> **Requirements**: For each line below that contains the string "liczba", copy that line.

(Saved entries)
-- begin --

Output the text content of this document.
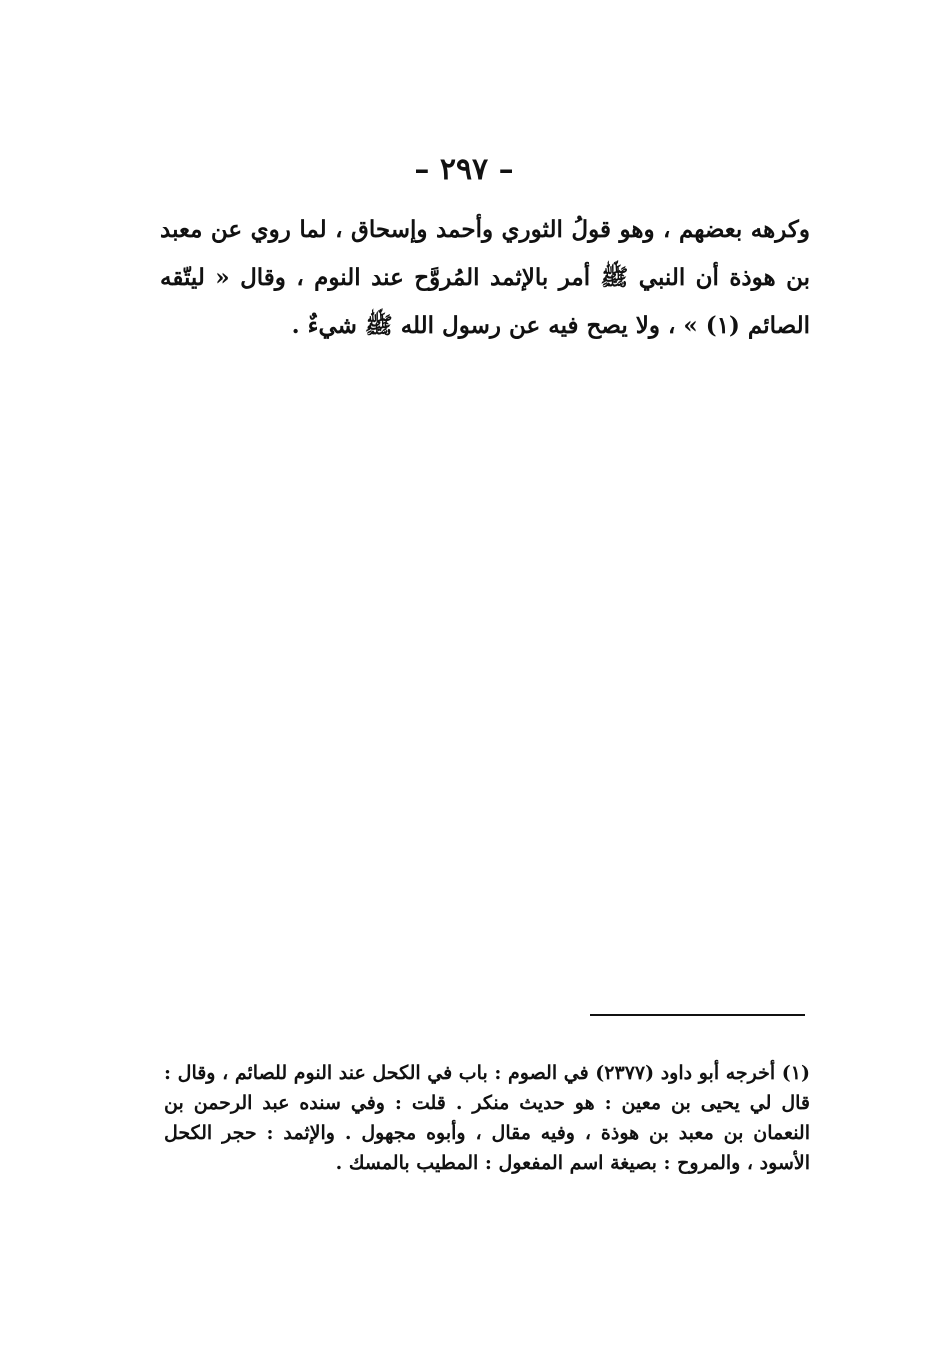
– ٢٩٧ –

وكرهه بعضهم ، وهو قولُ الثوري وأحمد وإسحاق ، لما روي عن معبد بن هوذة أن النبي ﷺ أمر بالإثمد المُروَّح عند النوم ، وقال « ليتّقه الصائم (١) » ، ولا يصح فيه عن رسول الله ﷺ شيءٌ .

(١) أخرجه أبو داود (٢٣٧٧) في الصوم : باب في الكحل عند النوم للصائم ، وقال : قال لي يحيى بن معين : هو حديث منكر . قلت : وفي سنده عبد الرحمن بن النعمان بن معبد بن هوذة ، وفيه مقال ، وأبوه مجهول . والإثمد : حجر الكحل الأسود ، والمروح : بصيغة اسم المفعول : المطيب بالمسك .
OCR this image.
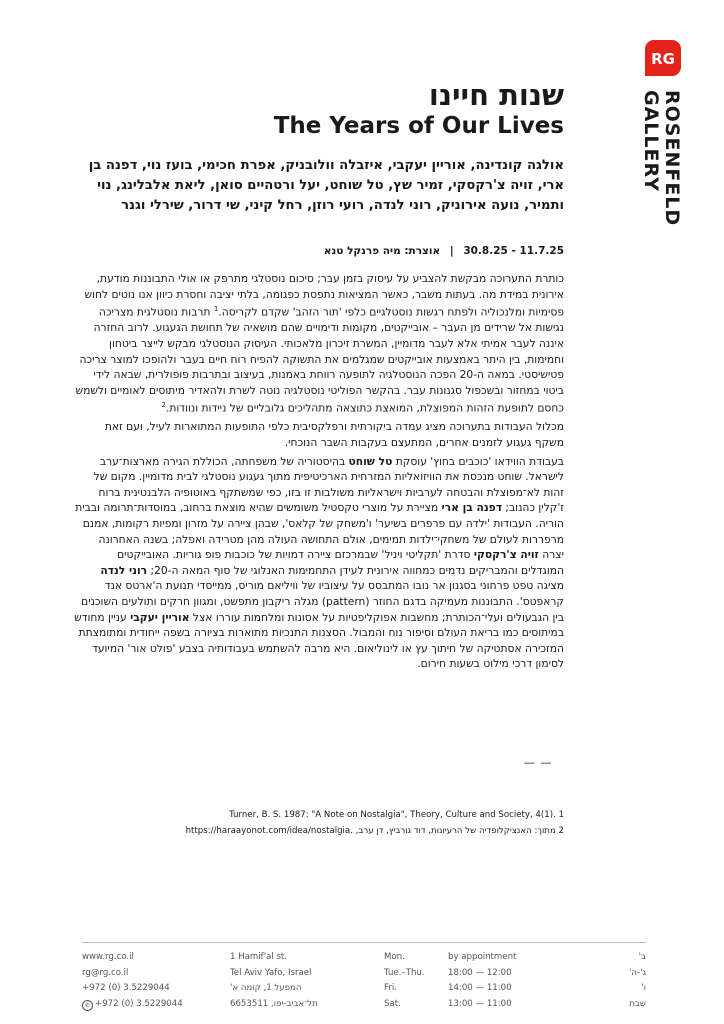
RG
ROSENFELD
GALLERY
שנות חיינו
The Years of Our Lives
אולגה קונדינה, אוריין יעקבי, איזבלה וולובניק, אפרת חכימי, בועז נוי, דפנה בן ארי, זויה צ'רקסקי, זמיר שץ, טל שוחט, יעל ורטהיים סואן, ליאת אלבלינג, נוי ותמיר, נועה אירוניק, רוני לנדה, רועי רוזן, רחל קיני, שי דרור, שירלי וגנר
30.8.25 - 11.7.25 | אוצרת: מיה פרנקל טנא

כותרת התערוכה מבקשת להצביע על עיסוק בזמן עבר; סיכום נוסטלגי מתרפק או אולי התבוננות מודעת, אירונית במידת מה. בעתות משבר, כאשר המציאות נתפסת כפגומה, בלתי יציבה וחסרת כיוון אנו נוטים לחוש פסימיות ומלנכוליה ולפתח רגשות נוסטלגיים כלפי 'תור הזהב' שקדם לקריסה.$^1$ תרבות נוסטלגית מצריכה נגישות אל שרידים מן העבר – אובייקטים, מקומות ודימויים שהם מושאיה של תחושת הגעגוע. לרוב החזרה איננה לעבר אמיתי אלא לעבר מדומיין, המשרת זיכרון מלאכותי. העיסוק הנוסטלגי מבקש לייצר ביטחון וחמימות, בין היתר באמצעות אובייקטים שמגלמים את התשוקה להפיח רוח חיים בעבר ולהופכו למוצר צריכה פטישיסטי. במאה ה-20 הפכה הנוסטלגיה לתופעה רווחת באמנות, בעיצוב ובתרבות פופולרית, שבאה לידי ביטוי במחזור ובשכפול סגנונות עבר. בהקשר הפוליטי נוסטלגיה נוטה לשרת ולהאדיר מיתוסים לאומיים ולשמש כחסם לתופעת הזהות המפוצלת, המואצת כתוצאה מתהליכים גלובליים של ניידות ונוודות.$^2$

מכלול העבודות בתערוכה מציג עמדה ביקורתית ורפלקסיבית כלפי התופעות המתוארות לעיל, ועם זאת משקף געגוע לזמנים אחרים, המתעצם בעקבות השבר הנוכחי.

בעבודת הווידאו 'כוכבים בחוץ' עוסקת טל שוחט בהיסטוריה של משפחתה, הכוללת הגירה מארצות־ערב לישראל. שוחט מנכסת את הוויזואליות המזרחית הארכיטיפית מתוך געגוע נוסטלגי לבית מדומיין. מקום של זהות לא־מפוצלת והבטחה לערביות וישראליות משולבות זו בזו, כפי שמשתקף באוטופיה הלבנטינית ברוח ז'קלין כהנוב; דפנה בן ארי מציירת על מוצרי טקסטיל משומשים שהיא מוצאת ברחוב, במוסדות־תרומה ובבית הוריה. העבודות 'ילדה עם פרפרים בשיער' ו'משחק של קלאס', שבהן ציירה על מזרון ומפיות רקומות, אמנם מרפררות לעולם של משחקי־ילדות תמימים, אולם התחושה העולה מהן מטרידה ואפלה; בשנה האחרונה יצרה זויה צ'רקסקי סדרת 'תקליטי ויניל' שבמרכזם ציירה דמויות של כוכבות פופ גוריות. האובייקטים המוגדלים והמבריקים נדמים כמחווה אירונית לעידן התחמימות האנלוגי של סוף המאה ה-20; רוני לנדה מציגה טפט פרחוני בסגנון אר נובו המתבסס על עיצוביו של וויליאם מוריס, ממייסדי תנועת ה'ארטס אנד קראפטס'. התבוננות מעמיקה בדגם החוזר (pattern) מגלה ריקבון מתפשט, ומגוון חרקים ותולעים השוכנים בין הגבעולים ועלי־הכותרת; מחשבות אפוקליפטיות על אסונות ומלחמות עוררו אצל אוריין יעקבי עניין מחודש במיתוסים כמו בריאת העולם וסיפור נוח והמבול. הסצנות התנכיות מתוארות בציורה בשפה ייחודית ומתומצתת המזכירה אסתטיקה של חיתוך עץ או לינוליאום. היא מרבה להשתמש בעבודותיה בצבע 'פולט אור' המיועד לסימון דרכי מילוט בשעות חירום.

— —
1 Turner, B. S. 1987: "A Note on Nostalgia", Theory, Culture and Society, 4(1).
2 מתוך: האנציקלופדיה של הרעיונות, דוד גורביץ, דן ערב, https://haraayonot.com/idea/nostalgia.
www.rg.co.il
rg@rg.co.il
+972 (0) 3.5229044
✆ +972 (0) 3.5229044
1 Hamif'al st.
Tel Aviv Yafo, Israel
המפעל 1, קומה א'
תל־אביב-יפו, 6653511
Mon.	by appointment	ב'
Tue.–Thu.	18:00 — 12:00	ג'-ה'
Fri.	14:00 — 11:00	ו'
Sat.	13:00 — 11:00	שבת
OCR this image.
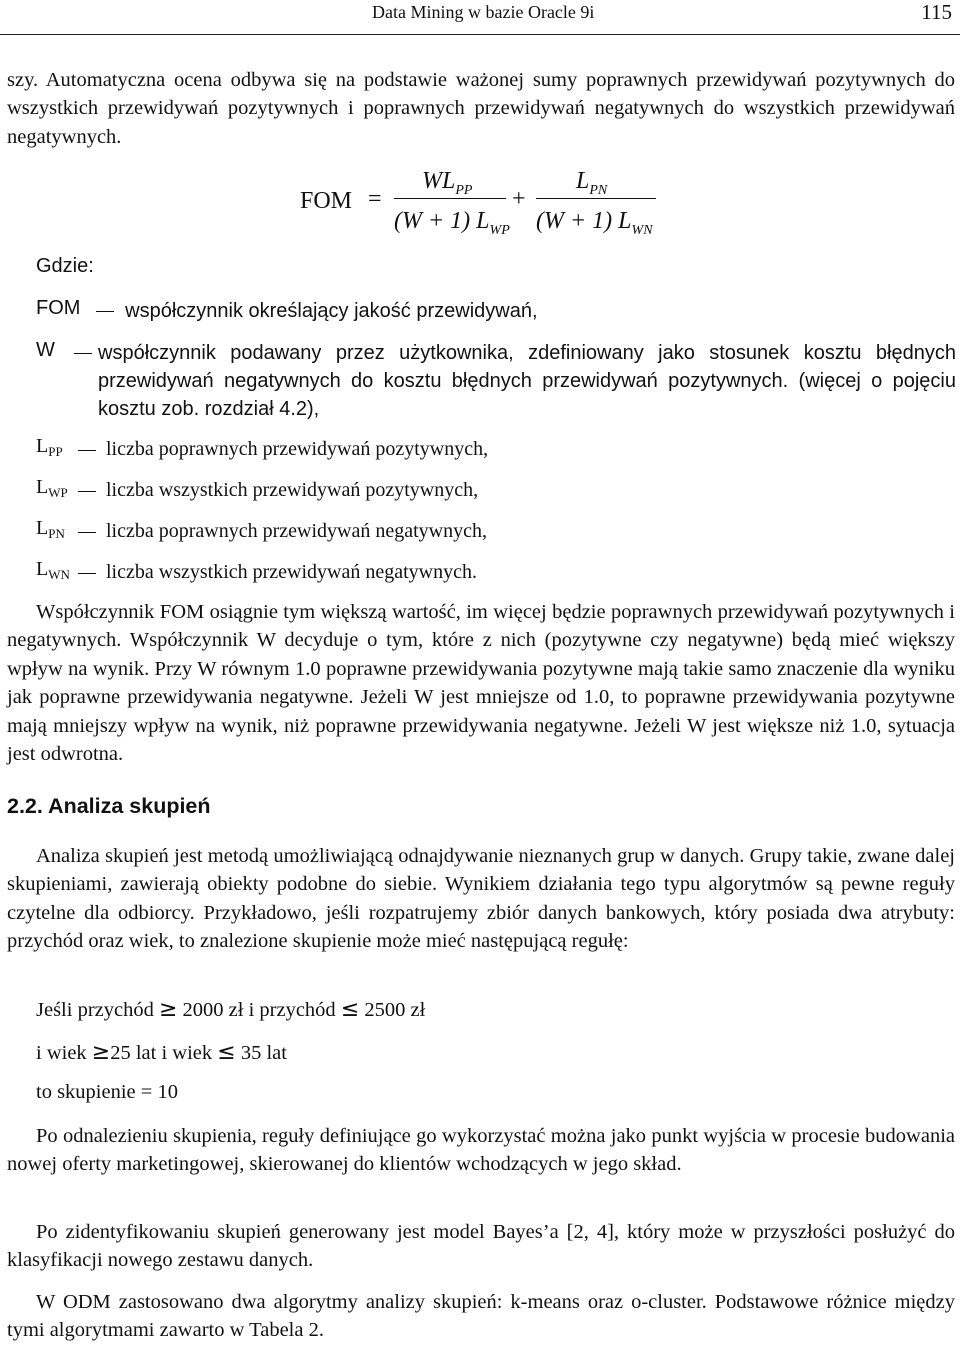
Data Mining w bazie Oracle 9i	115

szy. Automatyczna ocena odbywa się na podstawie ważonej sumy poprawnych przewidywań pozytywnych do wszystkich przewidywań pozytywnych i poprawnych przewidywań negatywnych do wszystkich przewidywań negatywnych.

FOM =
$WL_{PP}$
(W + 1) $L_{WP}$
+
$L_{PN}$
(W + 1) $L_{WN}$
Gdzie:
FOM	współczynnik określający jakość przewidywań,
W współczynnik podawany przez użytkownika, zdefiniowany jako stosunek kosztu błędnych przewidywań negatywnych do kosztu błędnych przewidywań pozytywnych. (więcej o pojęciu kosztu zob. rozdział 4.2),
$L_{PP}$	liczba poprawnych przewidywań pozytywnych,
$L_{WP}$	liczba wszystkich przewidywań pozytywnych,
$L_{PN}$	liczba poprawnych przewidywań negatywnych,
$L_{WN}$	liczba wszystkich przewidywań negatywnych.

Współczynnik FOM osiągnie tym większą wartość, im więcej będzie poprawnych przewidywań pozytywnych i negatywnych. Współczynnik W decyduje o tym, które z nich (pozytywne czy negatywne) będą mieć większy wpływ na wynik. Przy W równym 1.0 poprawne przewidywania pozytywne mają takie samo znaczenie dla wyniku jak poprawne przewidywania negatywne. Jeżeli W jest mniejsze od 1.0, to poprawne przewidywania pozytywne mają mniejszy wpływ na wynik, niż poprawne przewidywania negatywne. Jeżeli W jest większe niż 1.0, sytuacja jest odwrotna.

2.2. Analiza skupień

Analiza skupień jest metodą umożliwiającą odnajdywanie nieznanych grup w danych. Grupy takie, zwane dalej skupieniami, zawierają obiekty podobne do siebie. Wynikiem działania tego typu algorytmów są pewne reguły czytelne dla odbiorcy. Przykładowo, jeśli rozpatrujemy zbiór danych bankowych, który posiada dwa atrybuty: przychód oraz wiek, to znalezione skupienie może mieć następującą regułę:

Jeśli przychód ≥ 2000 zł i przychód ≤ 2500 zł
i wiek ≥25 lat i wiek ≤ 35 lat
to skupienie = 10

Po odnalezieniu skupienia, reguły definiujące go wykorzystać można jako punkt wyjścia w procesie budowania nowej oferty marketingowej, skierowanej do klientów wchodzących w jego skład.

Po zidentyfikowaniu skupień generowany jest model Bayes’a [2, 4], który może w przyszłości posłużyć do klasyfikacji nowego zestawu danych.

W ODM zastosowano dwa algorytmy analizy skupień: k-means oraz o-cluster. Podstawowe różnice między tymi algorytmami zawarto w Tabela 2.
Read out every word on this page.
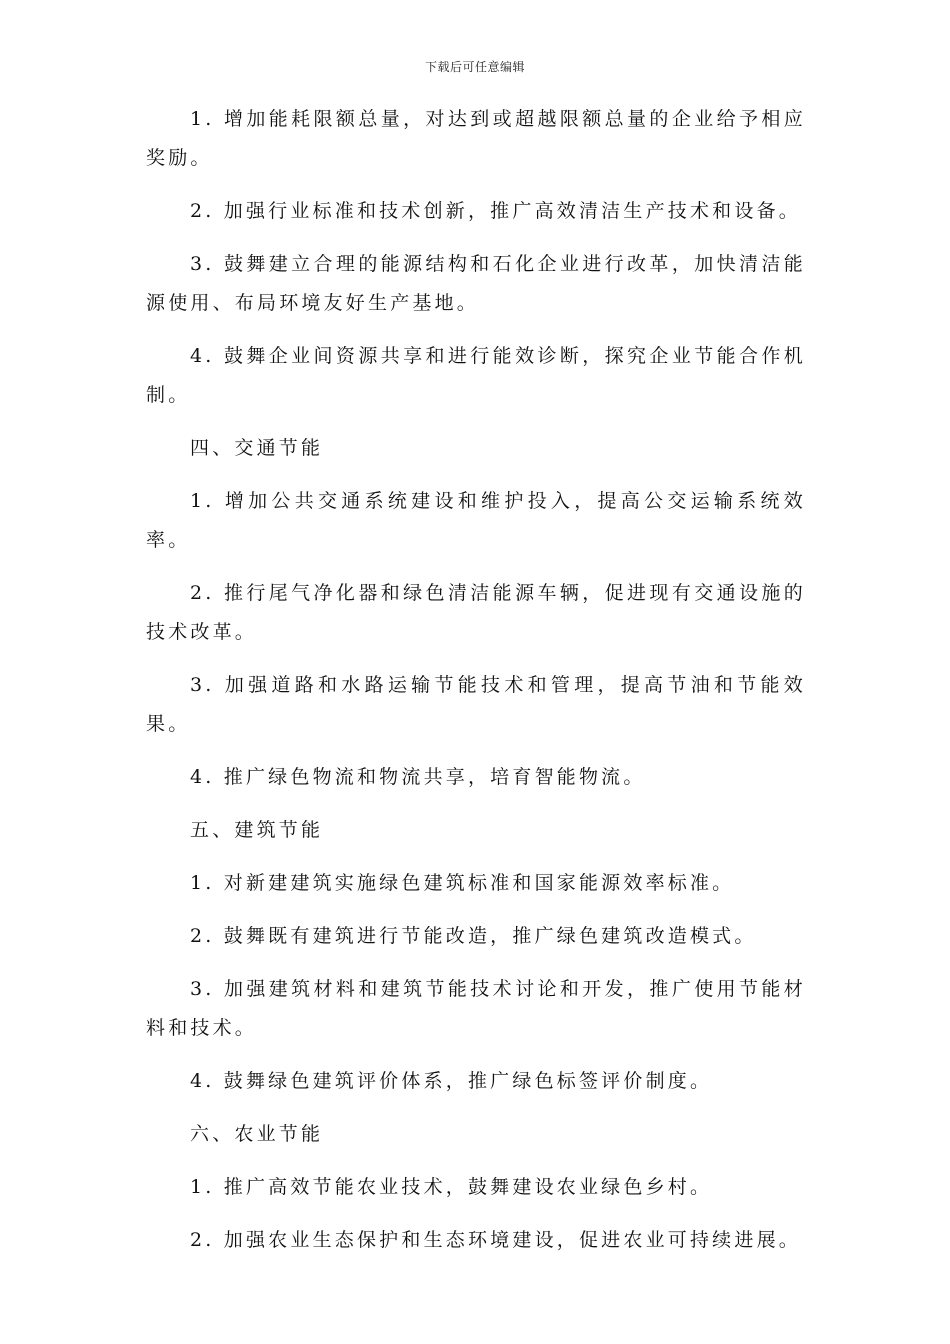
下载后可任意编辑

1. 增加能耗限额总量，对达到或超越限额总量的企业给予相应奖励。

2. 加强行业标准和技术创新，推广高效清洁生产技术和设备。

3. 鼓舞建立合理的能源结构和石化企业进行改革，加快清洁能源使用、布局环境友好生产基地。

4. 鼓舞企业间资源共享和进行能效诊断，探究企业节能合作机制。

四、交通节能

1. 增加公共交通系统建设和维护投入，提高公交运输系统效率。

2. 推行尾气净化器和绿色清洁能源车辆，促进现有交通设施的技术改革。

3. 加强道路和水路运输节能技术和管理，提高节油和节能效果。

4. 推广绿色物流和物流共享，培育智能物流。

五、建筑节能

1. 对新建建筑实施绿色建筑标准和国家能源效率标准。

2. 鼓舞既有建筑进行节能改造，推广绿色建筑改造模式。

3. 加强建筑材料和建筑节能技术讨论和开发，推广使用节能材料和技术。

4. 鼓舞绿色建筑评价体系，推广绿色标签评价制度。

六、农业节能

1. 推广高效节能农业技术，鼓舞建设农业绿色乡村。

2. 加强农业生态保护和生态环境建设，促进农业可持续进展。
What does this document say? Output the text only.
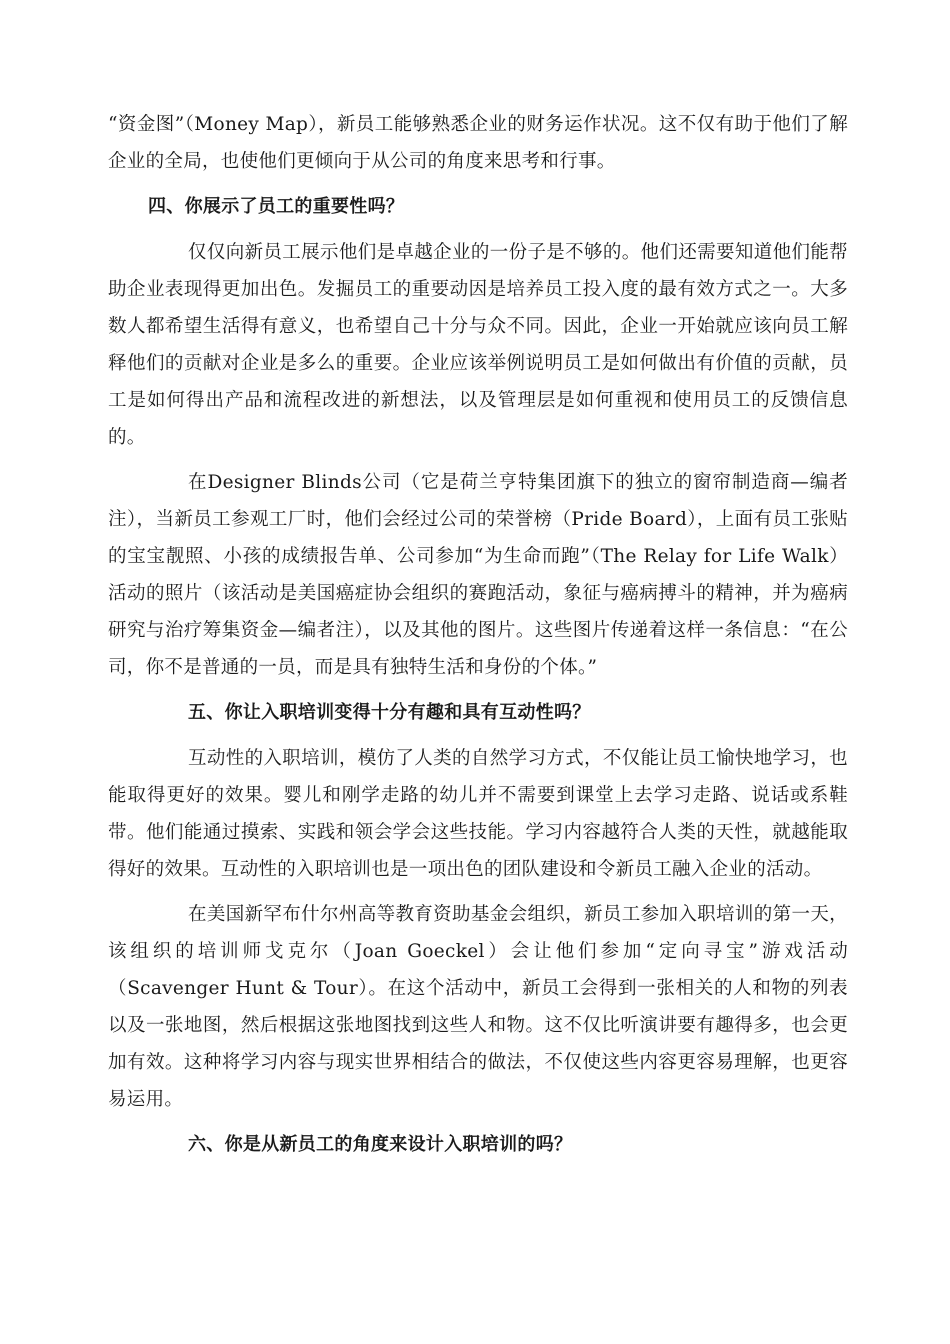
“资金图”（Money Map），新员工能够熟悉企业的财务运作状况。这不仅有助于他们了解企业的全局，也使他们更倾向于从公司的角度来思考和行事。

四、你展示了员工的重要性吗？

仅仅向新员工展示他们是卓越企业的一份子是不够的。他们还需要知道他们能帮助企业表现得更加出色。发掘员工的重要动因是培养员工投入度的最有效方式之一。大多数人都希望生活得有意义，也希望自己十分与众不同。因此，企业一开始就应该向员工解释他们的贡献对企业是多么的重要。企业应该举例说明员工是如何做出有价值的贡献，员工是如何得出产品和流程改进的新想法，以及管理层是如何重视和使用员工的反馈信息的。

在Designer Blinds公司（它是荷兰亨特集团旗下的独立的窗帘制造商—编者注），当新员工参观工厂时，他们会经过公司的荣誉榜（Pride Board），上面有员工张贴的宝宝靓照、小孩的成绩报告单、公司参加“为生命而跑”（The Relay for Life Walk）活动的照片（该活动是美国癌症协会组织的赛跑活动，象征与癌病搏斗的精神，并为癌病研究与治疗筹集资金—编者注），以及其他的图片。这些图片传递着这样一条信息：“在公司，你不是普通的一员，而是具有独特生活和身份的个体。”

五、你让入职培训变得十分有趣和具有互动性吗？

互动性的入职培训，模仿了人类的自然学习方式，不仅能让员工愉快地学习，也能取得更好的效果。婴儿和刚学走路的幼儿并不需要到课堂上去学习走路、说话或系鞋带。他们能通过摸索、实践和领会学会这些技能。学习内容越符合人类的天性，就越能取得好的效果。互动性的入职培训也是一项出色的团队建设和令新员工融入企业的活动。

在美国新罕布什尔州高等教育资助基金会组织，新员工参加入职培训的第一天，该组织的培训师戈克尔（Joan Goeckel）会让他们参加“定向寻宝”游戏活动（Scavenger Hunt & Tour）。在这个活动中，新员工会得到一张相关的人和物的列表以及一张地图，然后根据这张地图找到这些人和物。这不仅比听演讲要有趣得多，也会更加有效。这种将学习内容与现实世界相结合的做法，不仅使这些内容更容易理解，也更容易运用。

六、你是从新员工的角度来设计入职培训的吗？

-- end --

> **Result of this exercise**:
$L_{PP}$	liczba poprawnych przewidywań pozytywnych,
$L_{WP}$	liczba wszystkich przewidywań pozytywnych,
$L_{PN}$	liczba poprawnych przewidywań negatywnych,
$L_{WN}$	liczba wszystkich przewidywań negatywnych.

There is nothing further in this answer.